**TASK DIRECTIONS**:
Report every line in the items below that contains the word "badge", and copy each of those lines in full. Case matters, so a match must have the same capital and lowercase letters.

**INPUT RECORDS**:
---*---
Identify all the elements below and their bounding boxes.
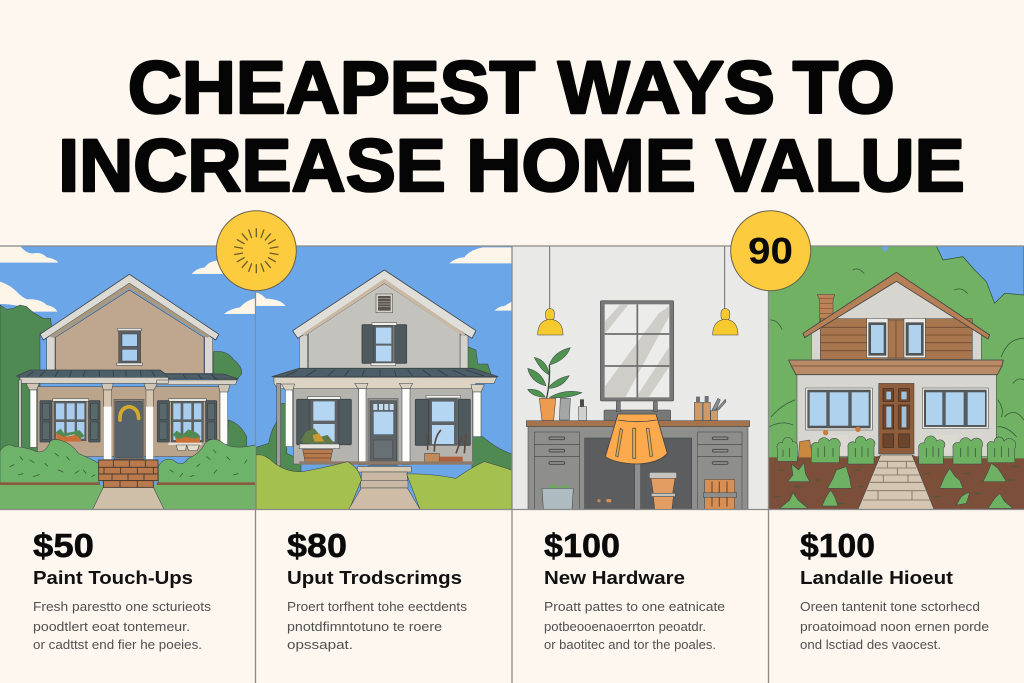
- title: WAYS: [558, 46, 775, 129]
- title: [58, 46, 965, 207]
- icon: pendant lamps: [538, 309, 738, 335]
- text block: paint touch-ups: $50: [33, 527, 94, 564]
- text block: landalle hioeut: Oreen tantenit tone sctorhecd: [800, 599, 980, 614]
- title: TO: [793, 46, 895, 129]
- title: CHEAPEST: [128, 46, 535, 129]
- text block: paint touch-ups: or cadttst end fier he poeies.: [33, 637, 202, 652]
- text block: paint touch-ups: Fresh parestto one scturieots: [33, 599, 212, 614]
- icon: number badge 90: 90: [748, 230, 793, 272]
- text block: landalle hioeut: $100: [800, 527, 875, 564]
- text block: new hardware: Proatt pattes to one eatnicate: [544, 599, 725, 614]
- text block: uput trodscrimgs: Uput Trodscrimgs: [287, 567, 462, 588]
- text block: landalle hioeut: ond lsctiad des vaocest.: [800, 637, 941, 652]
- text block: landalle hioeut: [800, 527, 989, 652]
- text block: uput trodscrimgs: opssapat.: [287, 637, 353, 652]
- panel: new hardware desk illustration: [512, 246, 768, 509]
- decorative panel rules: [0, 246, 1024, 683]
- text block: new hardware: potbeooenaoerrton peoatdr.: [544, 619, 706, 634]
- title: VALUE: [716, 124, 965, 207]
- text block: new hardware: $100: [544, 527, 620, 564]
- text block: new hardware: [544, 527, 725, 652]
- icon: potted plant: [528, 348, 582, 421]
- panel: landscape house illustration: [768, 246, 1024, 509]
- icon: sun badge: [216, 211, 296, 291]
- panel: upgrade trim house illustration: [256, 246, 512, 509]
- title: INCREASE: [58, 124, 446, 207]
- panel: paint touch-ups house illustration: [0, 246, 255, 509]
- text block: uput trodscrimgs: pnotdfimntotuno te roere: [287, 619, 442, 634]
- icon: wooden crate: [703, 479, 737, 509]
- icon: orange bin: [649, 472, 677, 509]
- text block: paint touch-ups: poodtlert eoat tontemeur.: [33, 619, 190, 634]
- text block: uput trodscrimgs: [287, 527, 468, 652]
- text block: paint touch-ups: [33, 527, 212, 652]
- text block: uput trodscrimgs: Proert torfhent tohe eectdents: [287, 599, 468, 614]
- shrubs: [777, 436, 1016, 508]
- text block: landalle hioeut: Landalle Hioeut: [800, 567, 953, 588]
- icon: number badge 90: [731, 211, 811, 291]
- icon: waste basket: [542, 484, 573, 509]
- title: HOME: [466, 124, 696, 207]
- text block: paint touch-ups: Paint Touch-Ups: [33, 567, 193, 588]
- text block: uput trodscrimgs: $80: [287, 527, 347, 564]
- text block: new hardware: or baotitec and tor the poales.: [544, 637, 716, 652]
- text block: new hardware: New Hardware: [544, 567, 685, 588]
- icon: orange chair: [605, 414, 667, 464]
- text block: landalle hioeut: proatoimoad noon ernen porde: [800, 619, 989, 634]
---*---
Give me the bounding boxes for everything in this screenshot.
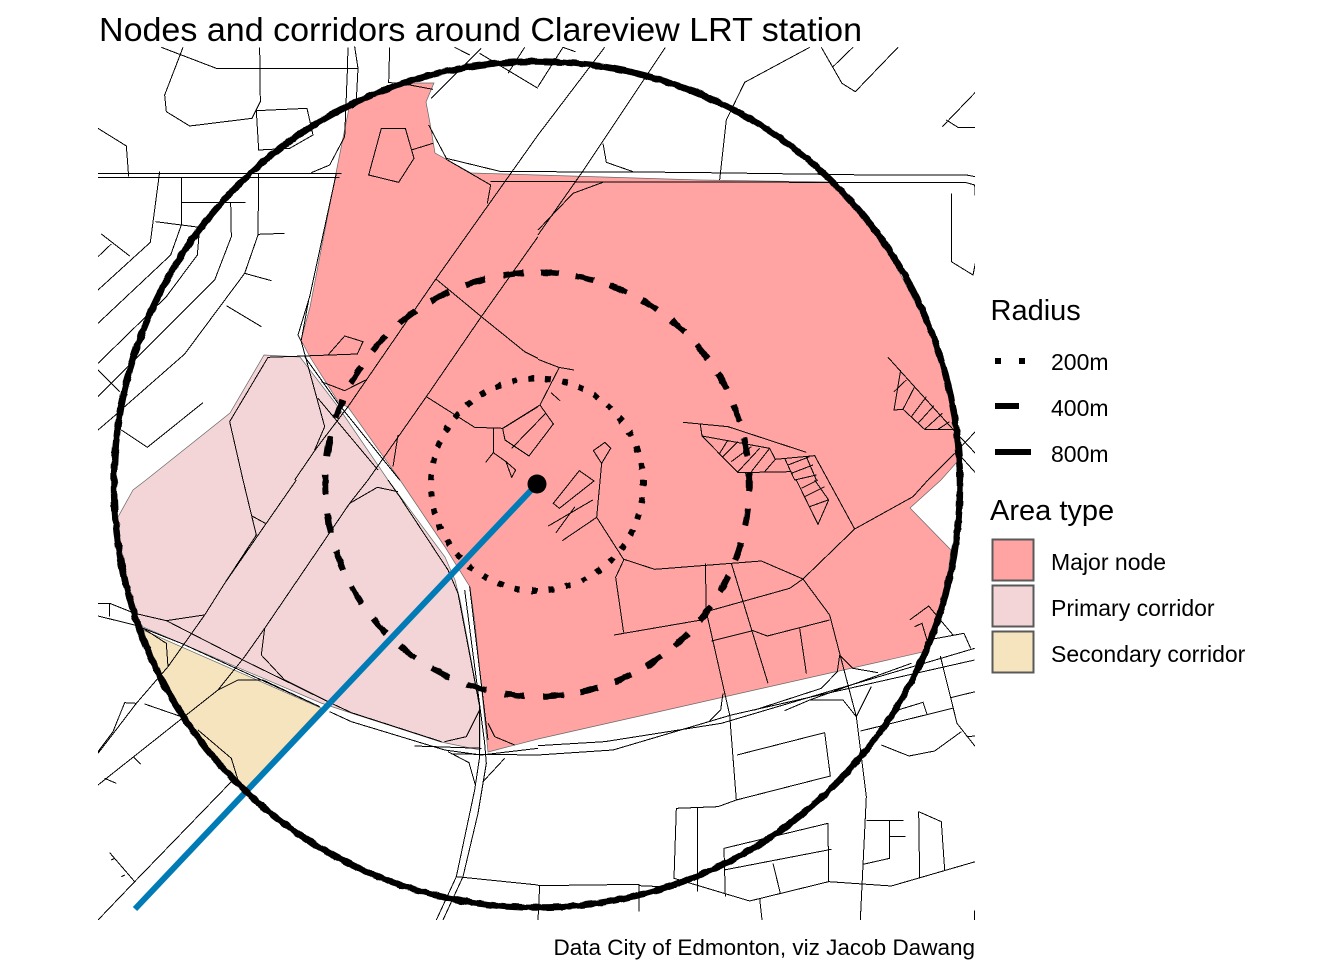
---*---
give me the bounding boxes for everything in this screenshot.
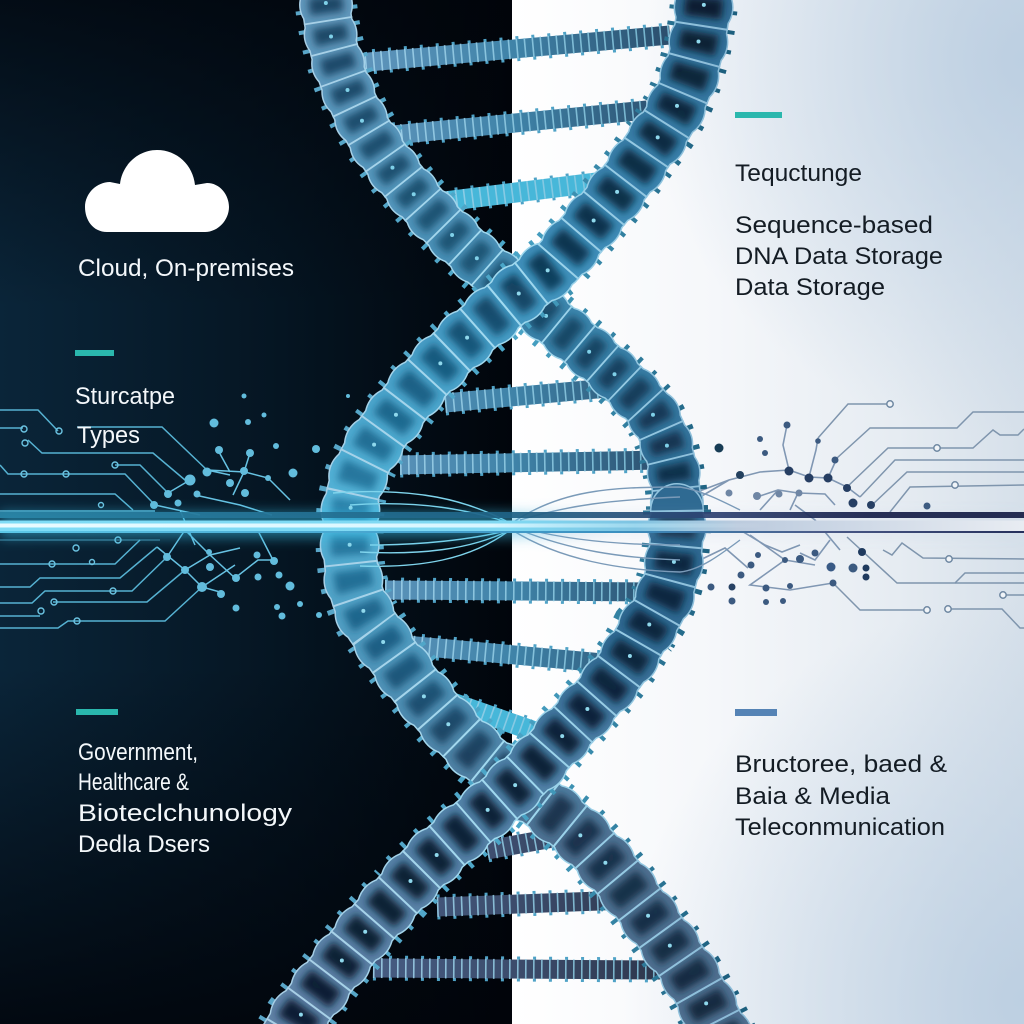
---*---
**EXPECTED ANSWER**:
- icon: number badge 90: 90: [748, 230, 793, 272]
- icon: sun badge: [216, 211, 296, 291]
- icon: number badge 90: [731, 211, 811, 291]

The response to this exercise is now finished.